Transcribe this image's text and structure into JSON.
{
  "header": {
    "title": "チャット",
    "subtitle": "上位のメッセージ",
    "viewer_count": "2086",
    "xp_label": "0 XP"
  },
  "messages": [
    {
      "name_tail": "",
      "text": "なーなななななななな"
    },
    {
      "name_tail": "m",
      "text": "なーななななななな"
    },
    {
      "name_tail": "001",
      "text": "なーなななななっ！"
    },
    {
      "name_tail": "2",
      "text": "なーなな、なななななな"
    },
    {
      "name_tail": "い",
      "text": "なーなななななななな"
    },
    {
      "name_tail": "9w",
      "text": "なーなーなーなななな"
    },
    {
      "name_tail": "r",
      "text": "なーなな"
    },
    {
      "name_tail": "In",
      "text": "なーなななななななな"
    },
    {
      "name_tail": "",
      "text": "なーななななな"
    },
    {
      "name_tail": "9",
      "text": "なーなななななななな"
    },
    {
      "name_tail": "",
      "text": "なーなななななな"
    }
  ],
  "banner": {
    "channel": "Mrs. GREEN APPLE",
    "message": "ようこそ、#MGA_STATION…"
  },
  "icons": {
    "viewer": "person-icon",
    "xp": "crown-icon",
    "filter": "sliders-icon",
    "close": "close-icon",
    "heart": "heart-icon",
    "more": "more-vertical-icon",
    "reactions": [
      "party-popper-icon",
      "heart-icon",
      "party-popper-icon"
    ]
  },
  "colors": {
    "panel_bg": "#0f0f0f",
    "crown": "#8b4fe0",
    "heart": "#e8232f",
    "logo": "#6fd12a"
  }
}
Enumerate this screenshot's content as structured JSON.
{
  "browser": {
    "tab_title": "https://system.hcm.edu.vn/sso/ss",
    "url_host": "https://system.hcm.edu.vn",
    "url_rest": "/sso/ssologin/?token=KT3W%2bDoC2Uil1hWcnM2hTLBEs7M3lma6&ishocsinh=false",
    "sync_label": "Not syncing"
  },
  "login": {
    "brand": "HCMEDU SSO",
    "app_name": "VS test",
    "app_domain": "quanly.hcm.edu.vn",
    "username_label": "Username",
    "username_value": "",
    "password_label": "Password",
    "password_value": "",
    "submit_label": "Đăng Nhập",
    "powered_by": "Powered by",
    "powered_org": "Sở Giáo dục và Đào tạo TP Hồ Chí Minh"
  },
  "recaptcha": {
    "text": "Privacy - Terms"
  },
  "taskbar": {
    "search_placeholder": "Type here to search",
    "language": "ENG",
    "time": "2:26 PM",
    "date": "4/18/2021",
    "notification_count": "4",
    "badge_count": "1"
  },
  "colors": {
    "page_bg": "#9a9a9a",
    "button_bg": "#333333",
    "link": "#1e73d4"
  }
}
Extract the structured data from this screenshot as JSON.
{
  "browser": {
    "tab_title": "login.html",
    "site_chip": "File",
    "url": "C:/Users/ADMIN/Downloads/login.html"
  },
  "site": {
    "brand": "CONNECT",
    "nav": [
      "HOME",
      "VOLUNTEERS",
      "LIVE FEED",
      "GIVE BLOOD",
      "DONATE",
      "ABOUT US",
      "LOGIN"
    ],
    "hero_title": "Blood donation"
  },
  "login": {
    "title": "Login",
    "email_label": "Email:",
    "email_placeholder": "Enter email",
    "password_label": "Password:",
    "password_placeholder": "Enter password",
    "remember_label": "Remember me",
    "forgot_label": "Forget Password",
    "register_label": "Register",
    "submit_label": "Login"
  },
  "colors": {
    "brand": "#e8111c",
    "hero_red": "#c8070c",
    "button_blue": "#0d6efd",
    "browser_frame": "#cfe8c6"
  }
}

◆ ◆ ◆ ◆

All of the material must be reproduced exactly.

Transcribe this image's text and structure into JSON.
{
  "header": {
    "title": "チャット",
    "subtitle": "上位のメッセージ",
    "viewer_count": "2086",
    "xp_label": "0 XP"
  },
  "messages": [
    {
      "name_tail": "",
      "text": "なーなななななななな"
    },
    {
      "name_tail": "m",
      "text": "なーななななななな"
    },
    {
      "name_tail": "001",
      "text": "なーなななななっ！"
    },
    {
      "name_tail": "2",
      "text": "なーなな、なななななな"
    },
    {
      "name_tail": "い",
      "text": "なーなななななななな"
    },
    {
      "name_tail": "9w",
      "text": "なーなーなーなななな"
    },
    {
      "name_tail": "r",
      "text": "なーなな"
    },
    {
      "name_tail": "In",
      "text": "なーなななななななな"
    },
    {
      "name_tail": "",
      "text": "なーななななな"
    },
    {
      "name_tail": "9",
      "text": "なーなななななななな"
    },
    {
      "name_tail": "",
      "text": "なーなななななな"
    }
  ],
  "banner": {
    "channel": "Mrs. GREEN APPLE",
    "message": "ようこそ、#MGA_STATION…"
  },
  "icons": {
    "viewer": "person-icon",
    "xp": "crown-icon",
    "filter": "sliders-icon",
    "close": "close-icon",
    "heart": "heart-icon",
    "more": "more-vertical-icon",
    "reactions": [
      "party-popper-icon",
      "heart-icon",
      "party-popper-icon"
    ]
  },
  "colors": {
    "panel_bg": "#0f0f0f",
    "crown": "#8b4fe0",
    "heart": "#e8232f",
    "logo": "#6fd12a"
  }
}
Enumerate this screenshot's content as structured JSON.
{
  "browser": {
    "tab_title": "https://system.hcm.edu.vn/sso/ss",
    "url_host": "https://system.hcm.edu.vn",
    "url_rest": "/sso/ssologin/?token=KT3W%2bDoC2Uil1hWcnM2hTLBEs7M3lma6&ishocsinh=false",
    "sync_label": "Not syncing"
  },
  "login": {
    "brand": "HCMEDU SSO",
    "app_name": "VS test",
    "app_domain": "quanly.hcm.edu.vn",
    "username_label": "Username",
    "username_value": "",
    "password_label": "Password",
    "password_value": "",
    "submit_label": "Đăng Nhập",
    "powered_by": "Powered by",
    "powered_org": "Sở Giáo dục và Đào tạo TP Hồ Chí Minh"
  },
  "recaptcha": {
    "text": "Privacy - Terms"
  },
  "taskbar": {
    "search_placeholder": "Type here to search",
    "language": "ENG",
    "time": "2:26 PM",
    "date": "4/18/2021",
    "notification_count": "4",
    "badge_count": "1"
  },
  "colors": {
    "page_bg": "#9a9a9a",
    "button_bg": "#333333",
    "link": "#1e73d4"
  }
}
Extract the structured data from this screenshot as JSON.
{
  "browser": {
    "tab_title": "login.html",
    "site_chip": "File",
    "url": "C:/Users/ADMIN/Downloads/login.html"
  },
  "site": {
    "brand": "CONNECT",
    "nav": [
      "HOME",
      "VOLUNTEERS",
      "LIVE FEED",
      "GIVE BLOOD",
      "DONATE",
      "ABOUT US",
      "LOGIN"
    ],
    "hero_title": "Blood donation"
  },
  "login": {
    "title": "Login",
    "email_label": "Email:",
    "email_placeholder": "Enter email",
    "password_label": "Password:",
    "password_placeholder": "Enter password",
    "remember_label": "Remember me",
    "forgot_label": "Forget Password",
    "register_label": "Register",
    "submit_label": "Login"
  },
  "colors": {
    "brand": "#e8111c",
    "hero_red": "#c8070c",
    "button_blue": "#0d6efd",
    "browser_frame": "#cfe8c6"
  }
}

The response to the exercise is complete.